Copy out every record precisely.

◇ ◇ ◇

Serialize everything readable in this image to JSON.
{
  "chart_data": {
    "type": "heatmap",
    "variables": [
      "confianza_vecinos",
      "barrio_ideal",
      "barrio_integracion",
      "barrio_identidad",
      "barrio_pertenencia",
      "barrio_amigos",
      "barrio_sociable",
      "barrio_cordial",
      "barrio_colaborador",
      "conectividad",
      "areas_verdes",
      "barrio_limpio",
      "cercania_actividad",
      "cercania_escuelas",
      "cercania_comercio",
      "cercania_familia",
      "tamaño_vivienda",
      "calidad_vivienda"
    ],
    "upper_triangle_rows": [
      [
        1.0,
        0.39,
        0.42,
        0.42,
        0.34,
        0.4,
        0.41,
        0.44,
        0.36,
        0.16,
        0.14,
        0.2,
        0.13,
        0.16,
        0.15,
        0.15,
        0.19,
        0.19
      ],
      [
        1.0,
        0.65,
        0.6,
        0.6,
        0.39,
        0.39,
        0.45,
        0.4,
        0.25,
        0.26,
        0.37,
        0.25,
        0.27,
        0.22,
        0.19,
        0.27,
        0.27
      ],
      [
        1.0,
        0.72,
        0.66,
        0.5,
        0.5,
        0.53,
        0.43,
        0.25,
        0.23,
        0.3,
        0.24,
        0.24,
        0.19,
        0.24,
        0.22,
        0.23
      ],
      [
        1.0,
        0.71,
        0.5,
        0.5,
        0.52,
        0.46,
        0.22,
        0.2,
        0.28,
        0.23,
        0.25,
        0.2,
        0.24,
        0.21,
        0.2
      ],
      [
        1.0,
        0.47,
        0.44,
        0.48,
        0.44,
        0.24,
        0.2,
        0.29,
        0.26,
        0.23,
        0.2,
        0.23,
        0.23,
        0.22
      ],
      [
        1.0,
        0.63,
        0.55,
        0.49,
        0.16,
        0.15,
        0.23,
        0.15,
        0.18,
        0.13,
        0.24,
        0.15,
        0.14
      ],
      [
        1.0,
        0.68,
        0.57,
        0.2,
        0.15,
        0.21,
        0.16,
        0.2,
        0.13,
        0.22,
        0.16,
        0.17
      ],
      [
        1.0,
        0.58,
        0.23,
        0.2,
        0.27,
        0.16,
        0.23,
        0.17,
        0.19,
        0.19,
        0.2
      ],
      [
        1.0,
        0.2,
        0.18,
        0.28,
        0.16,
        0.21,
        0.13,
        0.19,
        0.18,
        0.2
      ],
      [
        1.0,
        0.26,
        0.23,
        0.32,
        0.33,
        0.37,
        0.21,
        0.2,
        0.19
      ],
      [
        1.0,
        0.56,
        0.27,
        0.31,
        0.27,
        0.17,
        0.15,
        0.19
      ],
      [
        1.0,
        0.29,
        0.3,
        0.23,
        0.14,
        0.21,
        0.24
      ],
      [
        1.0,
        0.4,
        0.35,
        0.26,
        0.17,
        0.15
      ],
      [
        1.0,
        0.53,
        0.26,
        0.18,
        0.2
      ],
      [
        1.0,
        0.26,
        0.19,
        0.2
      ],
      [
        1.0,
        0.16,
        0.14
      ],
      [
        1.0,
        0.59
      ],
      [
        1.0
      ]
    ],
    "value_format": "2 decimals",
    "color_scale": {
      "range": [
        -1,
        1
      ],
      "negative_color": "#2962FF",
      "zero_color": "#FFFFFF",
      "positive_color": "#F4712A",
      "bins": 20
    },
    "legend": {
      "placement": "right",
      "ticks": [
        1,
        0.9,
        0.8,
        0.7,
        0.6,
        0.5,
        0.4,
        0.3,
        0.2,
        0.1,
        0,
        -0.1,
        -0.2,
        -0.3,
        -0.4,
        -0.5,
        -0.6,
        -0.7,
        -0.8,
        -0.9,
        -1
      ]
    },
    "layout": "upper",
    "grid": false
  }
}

◇ ◇ ◇

OUTPUT:
Serialize everything readable in this image to JSON.
{
  "chart_data": {
    "type": "heatmap",
    "variables": [
      "confianza_vecinos",
      "barrio_ideal",
      "barrio_integracion",
      "barrio_identidad",
      "barrio_pertenencia",
      "barrio_amigos",
      "barrio_sociable",
      "barrio_cordial",
      "barrio_colaborador",
      "conectividad",
      "areas_verdes",
      "barrio_limpio",
      "cercania_actividad",
      "cercania_escuelas",
      "cercania_comercio",
      "cercania_familia",
      "tamaño_vivienda",
      "calidad_vivienda"
    ],
    "upper_triangle_rows": [
      [
        1.0,
        0.39,
        0.42,
        0.42,
        0.34,
        0.4,
        0.41,
        0.44,
        0.36,
        0.16,
        0.14,
        0.2,
        0.13,
        0.16,
        0.15,
        0.15,
        0.19,
        0.19
      ],
      [
        1.0,
        0.65,
        0.6,
        0.6,
        0.39,
        0.39,
        0.45,
        0.4,
        0.25,
        0.26,
        0.37,
        0.25,
        0.27,
        0.22,
        0.19,
        0.27,
        0.27
      ],
      [
        1.0,
        0.72,
        0.66,
        0.5,
        0.5,
        0.53,
        0.43,
        0.25,
        0.23,
        0.3,
        0.24,
        0.24,
        0.19,
        0.24,
        0.22,
        0.23
      ],
      [
        1.0,
        0.71,
        0.5,
        0.5,
        0.52,
        0.46,
        0.22,
        0.2,
        0.28,
        0.23,
        0.25,
        0.2,
        0.24,
        0.21,
        0.2
      ],
      [
        1.0,
        0.47,
        0.44,
        0.48,
        0.44,
        0.24,
        0.2,
        0.29,
        0.26,
        0.23,
        0.2,
        0.23,
        0.23,
        0.22
      ],
      [
        1.0,
        0.63,
        0.55,
        0.49,
        0.16,
        0.15,
        0.23,
        0.15,
        0.18,
        0.13,
        0.24,
        0.15,
        0.14
      ],
      [
        1.0,
        0.68,
        0.57,
        0.2,
        0.15,
        0.21,
        0.16,
        0.2,
        0.13,
        0.22,
        0.16,
        0.17
      ],
      [
        1.0,
        0.58,
        0.23,
        0.2,
        0.27,
        0.16,
        0.23,
        0.17,
        0.19,
        0.19,
        0.2
      ],
      [
        1.0,
        0.2,
        0.18,
        0.28,
        0.16,
        0.21,
        0.13,
        0.19,
        0.18,
        0.2
      ],
      [
        1.0,
        0.26,
        0.23,
        0.32,
        0.33,
        0.37,
        0.21,
        0.2,
        0.19
      ],
      [
        1.0,
        0.56,
        0.27,
        0.31,
        0.27,
        0.17,
        0.15,
        0.19
      ],
      [
        1.0,
        0.29,
        0.3,
        0.23,
        0.14,
        0.21,
        0.24
      ],
      [
        1.0,
        0.4,
        0.35,
        0.26,
        0.17,
        0.15
      ],
      [
        1.0,
        0.53,
        0.26,
        0.18,
        0.2
      ],
      [
        1.0,
        0.26,
        0.19,
        0.2
      ],
      [
        1.0,
        0.16,
        0.14
      ],
      [
        1.0,
        0.59
      ],
      [
        1.0
      ]
    ],
    "value_format": "2 decimals",
    "color_scale": {
      "range": [
        -1,
        1
      ],
      "negative_color": "#2962FF",
      "zero_color": "#FFFFFF",
      "positive_color": "#F4712A",
      "bins": 20
    },
    "legend": {
      "placement": "right",
      "ticks": [
        1,
        0.9,
        0.8,
        0.7,
        0.6,
        0.5,
        0.4,
        0.3,
        0.2,
        0.1,
        0,
        -0.1,
        -0.2,
        -0.3,
        -0.4,
        -0.5,
        -0.6,
        -0.7,
        -0.8,
        -0.9,
        -1
      ]
    },
    "layout": "upper",
    "grid": false
  }
}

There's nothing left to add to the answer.